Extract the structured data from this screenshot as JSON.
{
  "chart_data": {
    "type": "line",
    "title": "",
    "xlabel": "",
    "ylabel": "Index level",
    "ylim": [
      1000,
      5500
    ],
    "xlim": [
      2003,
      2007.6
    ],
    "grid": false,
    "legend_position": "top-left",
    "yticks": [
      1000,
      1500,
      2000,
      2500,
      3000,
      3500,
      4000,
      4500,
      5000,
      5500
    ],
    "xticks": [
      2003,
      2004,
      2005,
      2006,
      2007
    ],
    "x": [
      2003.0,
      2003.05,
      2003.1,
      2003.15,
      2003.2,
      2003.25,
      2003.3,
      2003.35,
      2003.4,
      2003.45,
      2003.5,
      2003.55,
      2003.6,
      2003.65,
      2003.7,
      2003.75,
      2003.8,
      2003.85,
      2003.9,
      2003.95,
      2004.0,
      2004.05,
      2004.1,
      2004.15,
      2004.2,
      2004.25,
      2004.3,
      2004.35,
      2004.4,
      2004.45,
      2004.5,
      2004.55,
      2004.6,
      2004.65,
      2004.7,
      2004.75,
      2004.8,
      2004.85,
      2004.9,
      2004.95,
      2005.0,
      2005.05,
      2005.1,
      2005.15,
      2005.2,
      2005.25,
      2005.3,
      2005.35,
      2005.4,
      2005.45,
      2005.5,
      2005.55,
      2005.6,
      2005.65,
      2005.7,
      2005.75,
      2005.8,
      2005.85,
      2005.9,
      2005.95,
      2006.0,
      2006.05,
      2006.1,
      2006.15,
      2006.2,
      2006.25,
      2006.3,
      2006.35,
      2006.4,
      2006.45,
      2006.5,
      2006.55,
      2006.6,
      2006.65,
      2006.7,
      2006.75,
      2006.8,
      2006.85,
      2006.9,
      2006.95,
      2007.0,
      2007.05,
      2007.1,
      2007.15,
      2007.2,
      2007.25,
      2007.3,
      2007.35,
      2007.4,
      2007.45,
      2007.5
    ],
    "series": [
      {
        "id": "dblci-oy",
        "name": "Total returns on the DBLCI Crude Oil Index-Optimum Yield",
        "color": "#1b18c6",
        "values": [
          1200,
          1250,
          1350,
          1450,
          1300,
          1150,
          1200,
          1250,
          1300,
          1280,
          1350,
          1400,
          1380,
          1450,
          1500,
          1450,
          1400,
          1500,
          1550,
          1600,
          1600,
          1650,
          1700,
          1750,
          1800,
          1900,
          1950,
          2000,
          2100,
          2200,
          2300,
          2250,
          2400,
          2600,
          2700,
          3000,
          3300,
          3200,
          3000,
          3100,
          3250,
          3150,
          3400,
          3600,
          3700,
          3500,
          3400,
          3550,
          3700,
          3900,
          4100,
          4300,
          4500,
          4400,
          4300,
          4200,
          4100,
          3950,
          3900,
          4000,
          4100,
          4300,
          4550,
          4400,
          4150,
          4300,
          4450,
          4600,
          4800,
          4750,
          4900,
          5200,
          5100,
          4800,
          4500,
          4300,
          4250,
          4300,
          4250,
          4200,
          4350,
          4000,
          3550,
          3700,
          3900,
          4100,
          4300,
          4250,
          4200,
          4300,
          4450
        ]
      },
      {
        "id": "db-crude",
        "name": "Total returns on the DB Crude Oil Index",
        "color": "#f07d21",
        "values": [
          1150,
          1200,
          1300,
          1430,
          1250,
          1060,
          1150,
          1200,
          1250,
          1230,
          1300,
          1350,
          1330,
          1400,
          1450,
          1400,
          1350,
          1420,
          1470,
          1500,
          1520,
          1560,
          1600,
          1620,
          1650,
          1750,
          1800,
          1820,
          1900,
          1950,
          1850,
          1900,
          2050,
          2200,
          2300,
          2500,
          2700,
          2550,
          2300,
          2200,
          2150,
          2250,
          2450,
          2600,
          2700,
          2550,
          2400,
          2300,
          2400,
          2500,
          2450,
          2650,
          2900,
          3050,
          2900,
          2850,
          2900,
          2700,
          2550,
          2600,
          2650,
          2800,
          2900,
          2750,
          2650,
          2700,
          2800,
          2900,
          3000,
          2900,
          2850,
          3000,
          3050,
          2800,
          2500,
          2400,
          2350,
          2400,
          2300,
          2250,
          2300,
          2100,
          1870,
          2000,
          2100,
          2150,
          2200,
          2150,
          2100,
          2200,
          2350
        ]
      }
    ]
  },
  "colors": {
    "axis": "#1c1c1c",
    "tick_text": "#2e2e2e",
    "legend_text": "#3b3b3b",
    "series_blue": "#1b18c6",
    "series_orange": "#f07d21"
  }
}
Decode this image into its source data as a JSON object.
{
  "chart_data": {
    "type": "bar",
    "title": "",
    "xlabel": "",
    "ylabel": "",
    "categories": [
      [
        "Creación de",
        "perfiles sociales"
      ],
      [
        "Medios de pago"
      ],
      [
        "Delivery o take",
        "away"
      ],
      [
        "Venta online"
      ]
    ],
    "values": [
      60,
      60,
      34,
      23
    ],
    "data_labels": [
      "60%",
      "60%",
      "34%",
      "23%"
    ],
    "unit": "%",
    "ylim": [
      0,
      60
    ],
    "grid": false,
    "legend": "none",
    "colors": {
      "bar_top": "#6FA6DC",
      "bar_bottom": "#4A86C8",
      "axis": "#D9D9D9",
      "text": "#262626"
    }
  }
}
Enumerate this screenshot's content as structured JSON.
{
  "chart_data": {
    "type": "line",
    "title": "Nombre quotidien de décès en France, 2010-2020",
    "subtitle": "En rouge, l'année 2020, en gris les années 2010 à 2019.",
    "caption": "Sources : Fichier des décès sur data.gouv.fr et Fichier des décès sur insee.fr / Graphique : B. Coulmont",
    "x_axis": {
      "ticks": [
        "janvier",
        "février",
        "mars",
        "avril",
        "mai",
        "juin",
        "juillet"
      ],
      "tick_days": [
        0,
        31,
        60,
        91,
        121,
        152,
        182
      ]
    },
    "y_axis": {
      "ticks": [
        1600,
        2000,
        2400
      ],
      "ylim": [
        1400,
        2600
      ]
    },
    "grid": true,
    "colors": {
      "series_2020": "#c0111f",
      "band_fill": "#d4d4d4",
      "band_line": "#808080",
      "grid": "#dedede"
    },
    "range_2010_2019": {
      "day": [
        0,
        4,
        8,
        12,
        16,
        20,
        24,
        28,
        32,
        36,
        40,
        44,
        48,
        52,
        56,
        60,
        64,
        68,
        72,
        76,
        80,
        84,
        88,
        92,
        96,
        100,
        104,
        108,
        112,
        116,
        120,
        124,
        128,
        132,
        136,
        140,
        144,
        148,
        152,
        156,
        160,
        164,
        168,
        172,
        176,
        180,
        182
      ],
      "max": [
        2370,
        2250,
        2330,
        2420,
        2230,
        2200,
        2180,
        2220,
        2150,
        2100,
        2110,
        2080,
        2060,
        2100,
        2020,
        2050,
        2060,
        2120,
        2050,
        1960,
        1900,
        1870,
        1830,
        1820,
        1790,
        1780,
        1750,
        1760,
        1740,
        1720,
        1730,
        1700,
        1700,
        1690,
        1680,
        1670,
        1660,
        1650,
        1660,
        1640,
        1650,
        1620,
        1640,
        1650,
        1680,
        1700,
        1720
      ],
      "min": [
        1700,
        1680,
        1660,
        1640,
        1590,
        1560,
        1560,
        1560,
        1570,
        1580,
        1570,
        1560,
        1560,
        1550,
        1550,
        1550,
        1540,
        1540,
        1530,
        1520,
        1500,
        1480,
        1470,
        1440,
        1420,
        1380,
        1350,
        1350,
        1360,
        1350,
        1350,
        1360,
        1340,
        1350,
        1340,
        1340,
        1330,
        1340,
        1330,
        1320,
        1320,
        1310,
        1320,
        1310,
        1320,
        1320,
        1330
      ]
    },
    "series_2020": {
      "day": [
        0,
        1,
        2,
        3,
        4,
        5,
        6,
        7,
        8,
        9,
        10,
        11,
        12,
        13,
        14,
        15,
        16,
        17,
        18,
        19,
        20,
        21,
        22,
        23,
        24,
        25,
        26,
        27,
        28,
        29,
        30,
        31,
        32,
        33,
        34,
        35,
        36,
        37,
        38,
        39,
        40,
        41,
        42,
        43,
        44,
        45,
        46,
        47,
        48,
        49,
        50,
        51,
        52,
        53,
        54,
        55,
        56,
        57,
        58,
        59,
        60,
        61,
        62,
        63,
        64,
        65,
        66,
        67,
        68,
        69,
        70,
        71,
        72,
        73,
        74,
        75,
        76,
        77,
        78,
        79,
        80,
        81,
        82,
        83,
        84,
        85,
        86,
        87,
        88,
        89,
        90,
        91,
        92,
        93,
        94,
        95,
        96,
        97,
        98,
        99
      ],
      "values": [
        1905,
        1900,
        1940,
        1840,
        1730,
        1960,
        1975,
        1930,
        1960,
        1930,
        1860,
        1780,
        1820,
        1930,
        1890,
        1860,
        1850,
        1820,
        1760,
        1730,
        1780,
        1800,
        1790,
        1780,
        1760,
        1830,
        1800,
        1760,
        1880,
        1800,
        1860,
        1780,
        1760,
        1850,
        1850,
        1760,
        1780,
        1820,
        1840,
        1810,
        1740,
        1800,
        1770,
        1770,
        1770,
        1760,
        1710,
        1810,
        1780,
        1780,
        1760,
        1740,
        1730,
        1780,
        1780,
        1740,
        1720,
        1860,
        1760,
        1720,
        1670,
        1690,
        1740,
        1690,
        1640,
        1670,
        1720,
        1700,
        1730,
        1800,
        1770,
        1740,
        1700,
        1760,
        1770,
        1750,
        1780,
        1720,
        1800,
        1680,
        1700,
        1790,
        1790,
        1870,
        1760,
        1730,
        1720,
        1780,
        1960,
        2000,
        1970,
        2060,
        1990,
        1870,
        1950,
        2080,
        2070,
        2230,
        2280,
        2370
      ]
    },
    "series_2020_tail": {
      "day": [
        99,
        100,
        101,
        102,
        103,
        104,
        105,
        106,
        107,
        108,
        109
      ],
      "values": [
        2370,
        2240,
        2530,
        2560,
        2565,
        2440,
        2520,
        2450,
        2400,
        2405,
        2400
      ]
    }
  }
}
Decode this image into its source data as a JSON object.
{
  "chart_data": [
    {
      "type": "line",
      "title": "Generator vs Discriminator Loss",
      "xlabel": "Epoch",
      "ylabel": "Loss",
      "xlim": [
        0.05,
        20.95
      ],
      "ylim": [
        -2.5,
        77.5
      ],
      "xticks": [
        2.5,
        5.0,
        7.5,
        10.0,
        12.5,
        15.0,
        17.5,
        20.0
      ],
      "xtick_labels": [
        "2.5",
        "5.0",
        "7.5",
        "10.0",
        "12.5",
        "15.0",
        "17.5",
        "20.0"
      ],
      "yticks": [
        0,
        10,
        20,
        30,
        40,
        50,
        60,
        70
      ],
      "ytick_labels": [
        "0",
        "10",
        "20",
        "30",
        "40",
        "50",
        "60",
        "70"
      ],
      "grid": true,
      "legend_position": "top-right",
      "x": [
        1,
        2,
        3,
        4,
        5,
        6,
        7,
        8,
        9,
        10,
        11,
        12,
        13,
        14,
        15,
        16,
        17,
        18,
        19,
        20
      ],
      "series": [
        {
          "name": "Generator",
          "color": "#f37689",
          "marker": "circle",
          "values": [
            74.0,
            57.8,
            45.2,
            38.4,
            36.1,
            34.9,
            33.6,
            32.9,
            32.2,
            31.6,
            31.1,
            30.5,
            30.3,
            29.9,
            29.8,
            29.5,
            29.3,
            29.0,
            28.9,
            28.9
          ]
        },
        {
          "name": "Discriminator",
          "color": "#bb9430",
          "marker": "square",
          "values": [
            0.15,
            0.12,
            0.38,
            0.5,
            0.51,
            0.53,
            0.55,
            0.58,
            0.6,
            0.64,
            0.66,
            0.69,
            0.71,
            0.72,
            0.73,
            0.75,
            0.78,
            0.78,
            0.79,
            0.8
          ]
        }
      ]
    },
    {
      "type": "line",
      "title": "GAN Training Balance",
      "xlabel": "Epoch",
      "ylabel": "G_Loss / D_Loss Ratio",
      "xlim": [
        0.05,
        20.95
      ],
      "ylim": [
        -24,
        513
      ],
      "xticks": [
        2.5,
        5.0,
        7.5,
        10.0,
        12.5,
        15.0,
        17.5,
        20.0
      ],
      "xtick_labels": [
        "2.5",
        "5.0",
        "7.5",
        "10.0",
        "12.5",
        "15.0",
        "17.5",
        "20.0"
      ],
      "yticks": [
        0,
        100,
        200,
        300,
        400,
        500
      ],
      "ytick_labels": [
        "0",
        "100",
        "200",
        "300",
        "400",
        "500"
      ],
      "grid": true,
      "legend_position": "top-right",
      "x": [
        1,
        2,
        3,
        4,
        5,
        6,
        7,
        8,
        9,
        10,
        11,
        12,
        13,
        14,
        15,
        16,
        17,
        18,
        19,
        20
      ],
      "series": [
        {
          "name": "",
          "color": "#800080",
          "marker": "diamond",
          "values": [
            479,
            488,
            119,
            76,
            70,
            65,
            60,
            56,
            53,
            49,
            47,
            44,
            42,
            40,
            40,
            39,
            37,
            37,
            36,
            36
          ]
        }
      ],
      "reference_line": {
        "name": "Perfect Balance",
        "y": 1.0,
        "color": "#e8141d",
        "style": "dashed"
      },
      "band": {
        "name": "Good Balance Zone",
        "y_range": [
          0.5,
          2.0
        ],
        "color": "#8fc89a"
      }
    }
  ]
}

======

### [Goal]
Pick out the lines that have the word "name". Copy them all.

### [Written solution]
        "name": "Total returns on the DBLCI Crude Oil Index-Optimum Yield",
        "name": "Total returns on the DB Crude Oil Index",
          "name": "Generator",
          "name": "Discriminator",
          "name": "",
        "name": "Perfect Balance",
        "name": "Good Balance Zone",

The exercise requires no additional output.